Goal: Every line with the word "JSON" in it should be extracted from the data that follows.

Data lines:

-- begin --

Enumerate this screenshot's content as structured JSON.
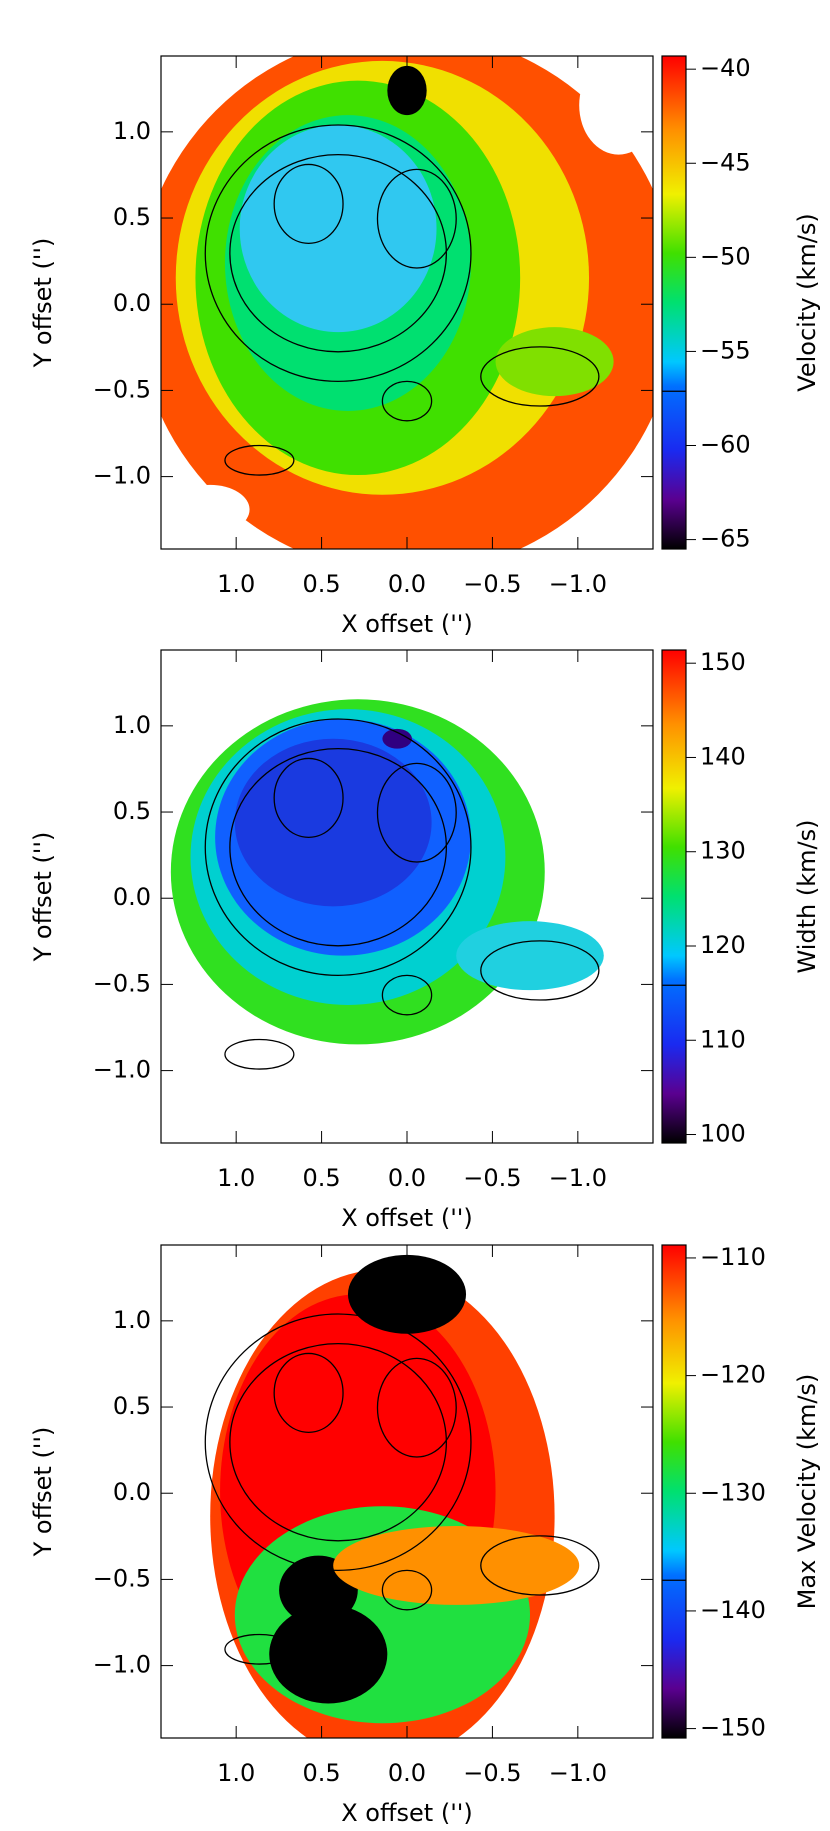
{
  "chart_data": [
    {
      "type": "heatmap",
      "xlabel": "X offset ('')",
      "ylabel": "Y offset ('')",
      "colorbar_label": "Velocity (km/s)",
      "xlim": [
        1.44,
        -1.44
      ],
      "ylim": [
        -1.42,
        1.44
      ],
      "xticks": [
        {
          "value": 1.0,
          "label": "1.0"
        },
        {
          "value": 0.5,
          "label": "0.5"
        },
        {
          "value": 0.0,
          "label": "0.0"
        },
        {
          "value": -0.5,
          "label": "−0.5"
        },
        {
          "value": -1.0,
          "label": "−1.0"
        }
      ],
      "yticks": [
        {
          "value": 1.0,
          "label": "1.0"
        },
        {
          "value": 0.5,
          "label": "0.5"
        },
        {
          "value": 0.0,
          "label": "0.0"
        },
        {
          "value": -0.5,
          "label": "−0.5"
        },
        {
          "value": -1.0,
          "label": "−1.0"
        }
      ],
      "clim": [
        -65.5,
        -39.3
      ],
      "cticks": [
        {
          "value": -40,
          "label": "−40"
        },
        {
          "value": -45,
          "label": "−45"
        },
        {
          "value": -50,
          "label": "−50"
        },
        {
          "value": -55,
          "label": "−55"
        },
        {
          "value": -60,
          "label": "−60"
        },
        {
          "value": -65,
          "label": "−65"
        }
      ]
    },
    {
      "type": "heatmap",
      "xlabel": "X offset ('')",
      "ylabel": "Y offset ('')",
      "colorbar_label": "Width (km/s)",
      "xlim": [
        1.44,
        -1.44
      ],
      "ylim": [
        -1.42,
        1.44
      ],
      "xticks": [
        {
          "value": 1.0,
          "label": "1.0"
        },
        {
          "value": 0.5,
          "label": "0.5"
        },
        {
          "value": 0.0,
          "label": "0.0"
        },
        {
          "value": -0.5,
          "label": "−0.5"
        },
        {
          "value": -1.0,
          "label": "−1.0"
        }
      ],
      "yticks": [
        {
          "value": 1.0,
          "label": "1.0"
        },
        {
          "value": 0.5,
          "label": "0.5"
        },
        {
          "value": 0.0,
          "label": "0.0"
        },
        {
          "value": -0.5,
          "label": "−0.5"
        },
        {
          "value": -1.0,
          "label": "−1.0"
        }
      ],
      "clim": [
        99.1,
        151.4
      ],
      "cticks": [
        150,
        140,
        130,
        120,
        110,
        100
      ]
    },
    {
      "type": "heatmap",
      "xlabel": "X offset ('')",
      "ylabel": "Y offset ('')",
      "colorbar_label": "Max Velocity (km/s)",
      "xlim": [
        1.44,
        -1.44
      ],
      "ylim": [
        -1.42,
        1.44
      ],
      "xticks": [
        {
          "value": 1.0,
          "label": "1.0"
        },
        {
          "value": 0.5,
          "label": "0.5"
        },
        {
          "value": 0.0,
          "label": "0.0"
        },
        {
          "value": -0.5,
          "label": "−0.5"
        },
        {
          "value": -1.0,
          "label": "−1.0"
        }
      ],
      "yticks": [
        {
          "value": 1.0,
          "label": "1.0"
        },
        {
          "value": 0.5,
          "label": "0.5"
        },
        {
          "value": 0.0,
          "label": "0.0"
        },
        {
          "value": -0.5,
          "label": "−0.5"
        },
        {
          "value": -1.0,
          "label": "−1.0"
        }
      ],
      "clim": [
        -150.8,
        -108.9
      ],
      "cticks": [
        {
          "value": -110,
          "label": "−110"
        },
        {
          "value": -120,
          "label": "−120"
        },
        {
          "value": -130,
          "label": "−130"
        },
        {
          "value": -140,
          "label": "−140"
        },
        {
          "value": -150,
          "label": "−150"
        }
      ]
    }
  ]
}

-- end --
-- begin --

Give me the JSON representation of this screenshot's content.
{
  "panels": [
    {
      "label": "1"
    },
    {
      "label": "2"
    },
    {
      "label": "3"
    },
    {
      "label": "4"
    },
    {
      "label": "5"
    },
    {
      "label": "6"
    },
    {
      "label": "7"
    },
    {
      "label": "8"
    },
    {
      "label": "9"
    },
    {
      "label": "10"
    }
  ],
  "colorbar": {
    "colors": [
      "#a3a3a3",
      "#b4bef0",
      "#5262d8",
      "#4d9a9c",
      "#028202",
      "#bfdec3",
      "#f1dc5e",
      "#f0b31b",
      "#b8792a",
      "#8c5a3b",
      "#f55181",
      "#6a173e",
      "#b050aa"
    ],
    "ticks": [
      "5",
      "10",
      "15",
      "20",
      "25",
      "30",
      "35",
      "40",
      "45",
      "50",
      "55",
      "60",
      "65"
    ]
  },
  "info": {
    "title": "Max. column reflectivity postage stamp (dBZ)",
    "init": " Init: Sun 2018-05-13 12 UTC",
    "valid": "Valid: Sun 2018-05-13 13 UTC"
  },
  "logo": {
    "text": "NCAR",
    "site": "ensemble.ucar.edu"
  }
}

-- end --

The completed task:
Enumerate this screenshot's content as structured JSON.
Give me the JSON representation of this screenshot's content.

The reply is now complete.